Records to process:
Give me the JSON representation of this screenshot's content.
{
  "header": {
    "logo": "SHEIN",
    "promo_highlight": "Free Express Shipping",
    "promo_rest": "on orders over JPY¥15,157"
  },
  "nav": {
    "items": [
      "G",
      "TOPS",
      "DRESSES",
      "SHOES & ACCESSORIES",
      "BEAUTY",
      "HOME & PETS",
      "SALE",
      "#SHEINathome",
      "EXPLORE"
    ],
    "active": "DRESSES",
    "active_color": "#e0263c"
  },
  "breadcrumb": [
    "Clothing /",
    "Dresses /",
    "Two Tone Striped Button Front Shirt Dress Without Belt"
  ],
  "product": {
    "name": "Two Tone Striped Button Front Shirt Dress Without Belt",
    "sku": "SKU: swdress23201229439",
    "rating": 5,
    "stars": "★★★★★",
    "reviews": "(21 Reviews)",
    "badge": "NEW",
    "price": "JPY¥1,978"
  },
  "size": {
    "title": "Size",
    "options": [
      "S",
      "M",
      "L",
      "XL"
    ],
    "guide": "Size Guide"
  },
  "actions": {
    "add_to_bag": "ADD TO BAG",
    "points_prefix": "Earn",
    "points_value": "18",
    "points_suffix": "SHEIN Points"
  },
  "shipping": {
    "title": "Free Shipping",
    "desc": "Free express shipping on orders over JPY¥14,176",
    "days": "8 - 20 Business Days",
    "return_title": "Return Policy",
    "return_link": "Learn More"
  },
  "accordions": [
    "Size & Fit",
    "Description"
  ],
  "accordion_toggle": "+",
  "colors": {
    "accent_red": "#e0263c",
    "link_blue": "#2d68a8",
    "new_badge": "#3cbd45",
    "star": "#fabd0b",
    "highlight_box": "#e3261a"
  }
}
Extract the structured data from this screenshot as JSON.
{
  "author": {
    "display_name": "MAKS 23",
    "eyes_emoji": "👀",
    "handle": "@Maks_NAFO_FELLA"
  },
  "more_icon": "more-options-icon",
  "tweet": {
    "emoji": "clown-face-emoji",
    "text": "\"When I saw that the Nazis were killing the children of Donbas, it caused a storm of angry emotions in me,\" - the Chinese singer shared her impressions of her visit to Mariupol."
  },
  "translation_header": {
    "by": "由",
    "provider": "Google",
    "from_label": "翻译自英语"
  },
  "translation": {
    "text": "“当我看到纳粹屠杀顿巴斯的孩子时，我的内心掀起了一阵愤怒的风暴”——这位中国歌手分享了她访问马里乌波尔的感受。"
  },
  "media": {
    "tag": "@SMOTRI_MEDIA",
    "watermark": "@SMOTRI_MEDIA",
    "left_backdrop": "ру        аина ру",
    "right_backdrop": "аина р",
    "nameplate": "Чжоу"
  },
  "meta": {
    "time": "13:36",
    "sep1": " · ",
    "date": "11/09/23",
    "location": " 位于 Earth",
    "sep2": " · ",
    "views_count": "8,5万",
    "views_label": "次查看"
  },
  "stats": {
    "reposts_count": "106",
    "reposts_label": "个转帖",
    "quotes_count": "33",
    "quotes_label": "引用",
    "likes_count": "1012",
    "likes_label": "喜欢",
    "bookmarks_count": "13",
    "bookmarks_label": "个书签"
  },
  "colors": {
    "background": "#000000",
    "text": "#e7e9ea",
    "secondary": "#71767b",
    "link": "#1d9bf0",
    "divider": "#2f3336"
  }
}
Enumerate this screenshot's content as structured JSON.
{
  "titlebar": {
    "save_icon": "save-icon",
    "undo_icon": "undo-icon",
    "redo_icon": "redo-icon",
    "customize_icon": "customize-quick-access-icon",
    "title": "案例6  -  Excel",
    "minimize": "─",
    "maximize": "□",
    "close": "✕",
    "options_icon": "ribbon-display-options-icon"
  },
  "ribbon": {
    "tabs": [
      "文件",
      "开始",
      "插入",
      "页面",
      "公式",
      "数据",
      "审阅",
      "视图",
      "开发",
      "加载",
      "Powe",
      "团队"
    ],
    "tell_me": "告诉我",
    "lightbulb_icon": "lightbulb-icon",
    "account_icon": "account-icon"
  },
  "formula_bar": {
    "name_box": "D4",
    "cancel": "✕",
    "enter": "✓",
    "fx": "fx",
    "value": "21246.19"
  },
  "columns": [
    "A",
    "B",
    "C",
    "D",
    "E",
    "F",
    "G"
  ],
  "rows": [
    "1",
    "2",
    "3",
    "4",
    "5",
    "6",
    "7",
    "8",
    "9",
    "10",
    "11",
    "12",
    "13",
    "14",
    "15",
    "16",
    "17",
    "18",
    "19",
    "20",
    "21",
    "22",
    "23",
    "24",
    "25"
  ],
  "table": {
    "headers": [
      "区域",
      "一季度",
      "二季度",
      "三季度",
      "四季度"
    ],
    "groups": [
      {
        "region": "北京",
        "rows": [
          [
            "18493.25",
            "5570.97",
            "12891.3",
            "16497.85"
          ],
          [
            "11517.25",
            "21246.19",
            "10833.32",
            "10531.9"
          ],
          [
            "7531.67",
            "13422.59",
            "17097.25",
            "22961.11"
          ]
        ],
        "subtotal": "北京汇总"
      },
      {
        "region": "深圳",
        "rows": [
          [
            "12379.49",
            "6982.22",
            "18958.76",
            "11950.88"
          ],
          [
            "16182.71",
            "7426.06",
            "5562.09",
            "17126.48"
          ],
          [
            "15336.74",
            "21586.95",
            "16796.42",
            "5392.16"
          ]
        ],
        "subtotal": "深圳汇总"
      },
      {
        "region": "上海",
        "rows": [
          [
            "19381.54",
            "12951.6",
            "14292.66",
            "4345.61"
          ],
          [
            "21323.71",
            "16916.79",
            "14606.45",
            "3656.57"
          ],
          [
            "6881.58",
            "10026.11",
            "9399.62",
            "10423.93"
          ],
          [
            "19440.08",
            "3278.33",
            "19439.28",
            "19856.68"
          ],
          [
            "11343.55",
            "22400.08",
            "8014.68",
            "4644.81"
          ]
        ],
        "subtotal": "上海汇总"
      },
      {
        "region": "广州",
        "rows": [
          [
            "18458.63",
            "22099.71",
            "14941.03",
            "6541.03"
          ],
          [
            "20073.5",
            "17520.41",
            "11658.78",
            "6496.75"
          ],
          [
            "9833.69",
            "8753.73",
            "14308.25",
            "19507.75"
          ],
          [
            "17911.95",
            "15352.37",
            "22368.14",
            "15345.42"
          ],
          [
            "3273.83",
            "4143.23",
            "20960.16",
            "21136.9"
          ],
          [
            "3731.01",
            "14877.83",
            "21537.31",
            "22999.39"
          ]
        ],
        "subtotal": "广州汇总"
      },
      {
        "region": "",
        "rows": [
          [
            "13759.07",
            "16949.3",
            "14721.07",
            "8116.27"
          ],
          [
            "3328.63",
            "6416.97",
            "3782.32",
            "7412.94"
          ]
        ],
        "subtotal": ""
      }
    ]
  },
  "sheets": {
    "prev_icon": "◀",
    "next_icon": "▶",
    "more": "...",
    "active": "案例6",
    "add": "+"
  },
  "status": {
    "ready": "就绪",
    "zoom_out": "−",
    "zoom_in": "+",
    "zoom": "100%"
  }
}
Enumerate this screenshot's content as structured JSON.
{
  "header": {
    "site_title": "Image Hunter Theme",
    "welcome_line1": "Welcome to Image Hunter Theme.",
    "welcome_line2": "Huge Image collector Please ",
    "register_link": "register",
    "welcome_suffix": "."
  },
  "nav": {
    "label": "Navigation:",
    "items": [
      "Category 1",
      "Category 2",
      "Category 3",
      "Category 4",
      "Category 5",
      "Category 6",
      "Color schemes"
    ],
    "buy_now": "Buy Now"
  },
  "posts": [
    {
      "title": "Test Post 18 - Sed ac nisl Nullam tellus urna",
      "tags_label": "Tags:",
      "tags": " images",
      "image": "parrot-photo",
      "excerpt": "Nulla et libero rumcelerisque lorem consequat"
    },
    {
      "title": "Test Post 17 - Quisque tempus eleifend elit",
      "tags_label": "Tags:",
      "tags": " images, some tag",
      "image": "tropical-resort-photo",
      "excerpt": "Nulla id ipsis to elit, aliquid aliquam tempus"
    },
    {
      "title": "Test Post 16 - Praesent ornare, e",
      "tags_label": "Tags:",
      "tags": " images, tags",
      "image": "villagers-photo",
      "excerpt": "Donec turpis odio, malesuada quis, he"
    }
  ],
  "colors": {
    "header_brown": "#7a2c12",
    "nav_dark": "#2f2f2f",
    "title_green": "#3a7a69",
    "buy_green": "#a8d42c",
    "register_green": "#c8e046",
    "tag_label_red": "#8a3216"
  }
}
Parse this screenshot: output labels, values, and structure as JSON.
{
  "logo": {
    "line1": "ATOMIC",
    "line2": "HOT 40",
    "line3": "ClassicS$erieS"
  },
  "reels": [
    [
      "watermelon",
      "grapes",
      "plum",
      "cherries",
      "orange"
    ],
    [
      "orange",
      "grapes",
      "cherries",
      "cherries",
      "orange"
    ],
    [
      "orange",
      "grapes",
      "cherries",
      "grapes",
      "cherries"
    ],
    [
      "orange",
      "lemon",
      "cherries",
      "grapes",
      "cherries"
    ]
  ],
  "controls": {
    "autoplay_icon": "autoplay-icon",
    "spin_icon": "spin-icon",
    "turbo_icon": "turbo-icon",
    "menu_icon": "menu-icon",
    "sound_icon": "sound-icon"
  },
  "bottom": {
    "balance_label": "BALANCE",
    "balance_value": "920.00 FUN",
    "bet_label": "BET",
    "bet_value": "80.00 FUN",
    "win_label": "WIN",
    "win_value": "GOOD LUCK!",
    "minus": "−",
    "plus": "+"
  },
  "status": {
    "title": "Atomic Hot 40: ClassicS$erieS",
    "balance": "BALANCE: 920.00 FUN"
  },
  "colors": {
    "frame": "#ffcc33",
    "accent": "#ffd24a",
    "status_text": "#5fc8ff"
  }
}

Job: Lines holding the word "Theme" in the entries above are the ones to pull out. Copy them all.

Correct output:
    "site_title": "Image Hunter Theme",
    "welcome_line1": "Welcome to Image Hunter Theme.",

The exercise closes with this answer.